─── DATASET ENTRIES ───
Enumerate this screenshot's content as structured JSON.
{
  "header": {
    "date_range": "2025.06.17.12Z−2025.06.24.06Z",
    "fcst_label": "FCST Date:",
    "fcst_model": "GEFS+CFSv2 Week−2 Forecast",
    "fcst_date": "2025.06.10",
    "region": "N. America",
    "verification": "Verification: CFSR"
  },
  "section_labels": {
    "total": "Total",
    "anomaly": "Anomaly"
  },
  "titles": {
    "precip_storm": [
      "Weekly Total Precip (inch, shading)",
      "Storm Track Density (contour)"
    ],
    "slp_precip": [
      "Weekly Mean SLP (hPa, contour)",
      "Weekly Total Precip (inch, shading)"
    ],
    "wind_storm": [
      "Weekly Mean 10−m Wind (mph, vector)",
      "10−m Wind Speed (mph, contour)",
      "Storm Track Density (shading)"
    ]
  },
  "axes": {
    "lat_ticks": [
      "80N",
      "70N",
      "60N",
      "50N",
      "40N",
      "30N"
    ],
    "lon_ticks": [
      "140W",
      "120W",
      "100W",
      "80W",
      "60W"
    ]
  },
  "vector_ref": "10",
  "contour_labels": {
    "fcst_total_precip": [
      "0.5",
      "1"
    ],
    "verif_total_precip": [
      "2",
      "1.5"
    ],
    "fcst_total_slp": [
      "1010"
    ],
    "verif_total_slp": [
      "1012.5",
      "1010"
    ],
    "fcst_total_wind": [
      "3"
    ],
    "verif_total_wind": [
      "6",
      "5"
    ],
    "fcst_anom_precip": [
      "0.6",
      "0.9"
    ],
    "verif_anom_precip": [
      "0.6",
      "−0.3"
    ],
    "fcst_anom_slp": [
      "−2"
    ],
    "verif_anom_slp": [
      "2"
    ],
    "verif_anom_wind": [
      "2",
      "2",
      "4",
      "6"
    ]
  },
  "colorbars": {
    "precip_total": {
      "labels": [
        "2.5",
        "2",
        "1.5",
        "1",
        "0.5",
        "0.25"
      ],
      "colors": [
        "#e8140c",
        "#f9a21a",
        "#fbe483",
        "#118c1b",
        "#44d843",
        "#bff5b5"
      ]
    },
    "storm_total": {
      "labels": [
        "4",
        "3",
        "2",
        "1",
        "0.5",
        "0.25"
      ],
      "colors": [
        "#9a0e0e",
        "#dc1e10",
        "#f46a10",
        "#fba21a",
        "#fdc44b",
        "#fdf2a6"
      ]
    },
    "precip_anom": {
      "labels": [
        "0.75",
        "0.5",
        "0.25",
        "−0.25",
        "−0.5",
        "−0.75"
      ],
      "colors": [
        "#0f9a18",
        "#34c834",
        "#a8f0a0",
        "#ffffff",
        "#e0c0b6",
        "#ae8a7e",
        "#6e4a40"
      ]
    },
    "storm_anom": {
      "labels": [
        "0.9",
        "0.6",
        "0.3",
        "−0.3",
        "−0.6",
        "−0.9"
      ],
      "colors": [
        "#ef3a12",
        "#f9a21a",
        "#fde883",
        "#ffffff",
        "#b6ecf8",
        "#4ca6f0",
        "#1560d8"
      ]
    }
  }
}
───
_WORK REQUIRED_
Identify lines with the string "Mean". Copy each one.

_ANSWER TO THIS PROBLEM_
      "Weekly Mean SLP (hPa, contour)",
      "Weekly Mean 10−m Wind (mph, vector)",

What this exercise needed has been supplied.